▸ Your goal:
Report each line of the data that has "Shortcut" somewhere in it.

▸ Material:
::::
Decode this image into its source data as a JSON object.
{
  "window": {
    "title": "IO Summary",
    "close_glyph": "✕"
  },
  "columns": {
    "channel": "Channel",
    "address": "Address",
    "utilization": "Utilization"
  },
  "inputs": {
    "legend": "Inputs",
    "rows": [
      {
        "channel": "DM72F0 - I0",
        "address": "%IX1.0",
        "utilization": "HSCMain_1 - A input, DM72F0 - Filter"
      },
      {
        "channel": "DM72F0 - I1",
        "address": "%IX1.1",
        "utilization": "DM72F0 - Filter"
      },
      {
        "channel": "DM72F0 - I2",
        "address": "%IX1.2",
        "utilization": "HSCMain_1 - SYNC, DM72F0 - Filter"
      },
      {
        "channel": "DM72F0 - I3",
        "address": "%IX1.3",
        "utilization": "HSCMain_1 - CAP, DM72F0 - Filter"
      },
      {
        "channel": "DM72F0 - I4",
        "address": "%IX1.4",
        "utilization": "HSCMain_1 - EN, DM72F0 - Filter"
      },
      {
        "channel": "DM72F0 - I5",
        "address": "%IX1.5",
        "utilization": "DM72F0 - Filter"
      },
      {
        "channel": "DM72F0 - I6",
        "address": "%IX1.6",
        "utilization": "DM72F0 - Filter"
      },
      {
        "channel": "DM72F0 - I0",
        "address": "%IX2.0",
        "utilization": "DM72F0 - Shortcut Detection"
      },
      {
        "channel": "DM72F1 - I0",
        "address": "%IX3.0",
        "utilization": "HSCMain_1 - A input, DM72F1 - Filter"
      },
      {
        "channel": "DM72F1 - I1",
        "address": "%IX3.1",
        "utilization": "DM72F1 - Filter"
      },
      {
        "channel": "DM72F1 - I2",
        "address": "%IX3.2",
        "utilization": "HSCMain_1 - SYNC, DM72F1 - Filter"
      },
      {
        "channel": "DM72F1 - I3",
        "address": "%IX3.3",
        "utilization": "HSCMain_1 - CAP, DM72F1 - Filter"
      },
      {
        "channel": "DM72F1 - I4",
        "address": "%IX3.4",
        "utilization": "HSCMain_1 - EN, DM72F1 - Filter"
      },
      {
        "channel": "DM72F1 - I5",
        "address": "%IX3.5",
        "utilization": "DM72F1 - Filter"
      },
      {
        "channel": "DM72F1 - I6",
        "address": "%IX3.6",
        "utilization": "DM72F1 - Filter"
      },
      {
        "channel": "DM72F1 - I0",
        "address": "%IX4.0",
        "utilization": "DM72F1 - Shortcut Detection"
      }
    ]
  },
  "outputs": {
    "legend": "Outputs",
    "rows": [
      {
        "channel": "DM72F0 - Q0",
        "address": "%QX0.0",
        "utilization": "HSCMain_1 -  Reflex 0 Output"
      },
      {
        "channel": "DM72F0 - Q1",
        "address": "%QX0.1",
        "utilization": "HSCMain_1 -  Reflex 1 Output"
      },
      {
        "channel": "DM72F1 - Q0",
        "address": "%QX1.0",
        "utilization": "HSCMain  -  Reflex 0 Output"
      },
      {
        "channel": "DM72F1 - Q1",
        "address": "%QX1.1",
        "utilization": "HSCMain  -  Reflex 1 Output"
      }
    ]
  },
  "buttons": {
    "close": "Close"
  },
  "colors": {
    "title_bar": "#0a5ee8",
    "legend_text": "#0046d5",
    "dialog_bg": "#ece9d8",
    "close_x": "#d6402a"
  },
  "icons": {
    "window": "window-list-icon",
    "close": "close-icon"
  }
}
::::
▸ Response to this task:
        "utilization": "DM72F0 - Shortcut Detection"
        "utilization": "DM72F1 - Shortcut Detection"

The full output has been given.